TASKS AND EXERCISES:
(1) Copy the part of the Big Top program notes between "Big Top —1997" and "for your ears.", inclusive, swapping "lively" for "spirited".
(2) In the Big Top program notes, what piece is the slow middle part centered on?

PASSAGE PROVIDED:
__________

Big Top —1997

Composed for conductor Michael Morgan’s guest conducting spot with the Atlanta Symphony Orchestra, Big Top is a lively orchestra fantasy on early American popular songs—a three-ring circus for your ears.

Program Notes

There was a lot of talk of running away to the circus, but few dared to go.

Big Top is a lively orchestra fantasy on early American popular songs.  There is no story to follow, but the extreme musical contrasts symbolize the differences between qualities of the real circus (a community of “outsiders”—bold and boisterous, comic and crude) and the dream of running away with the circus (romantic and longing).  In the opening and closing sections, collisions of fanfares and melodies result in a musical circus of familiar tunes, competing for attention, interrupting and layering over one another. The slow middle part centers on the Southern Appalachian spiritual “The Wayfaring Stranger”—a lyrical lamentation about the hardships of daily life, and the hope of a beautiful hereafter. Big Top was inspired by particular musical concepts of Stravinsky, Copland, and Ives, as well as music for cartoons and film.

__________

DATASET SECTION:
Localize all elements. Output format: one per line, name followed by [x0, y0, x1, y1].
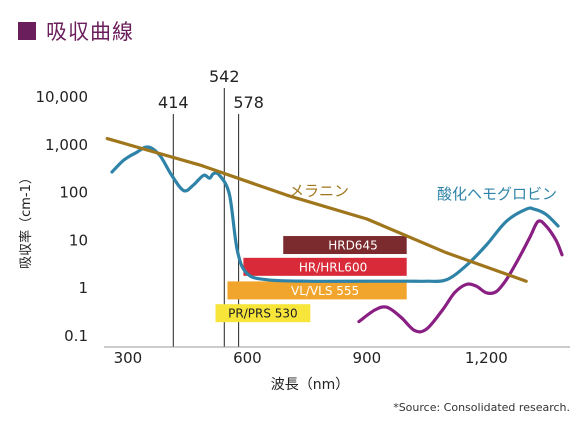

__________

WORKED ANSWERS:
(1)
Big Top —1997

Composed for conductor Michael Morgan’s guest conducting spot with the Atlanta Symphony Orchestra, Big Top is a spirited orchestra fantasy on early American popular songs—a three-ring circus for your ears.

(2) The Southern Appalachian spiritual "The Wayfaring Stranger."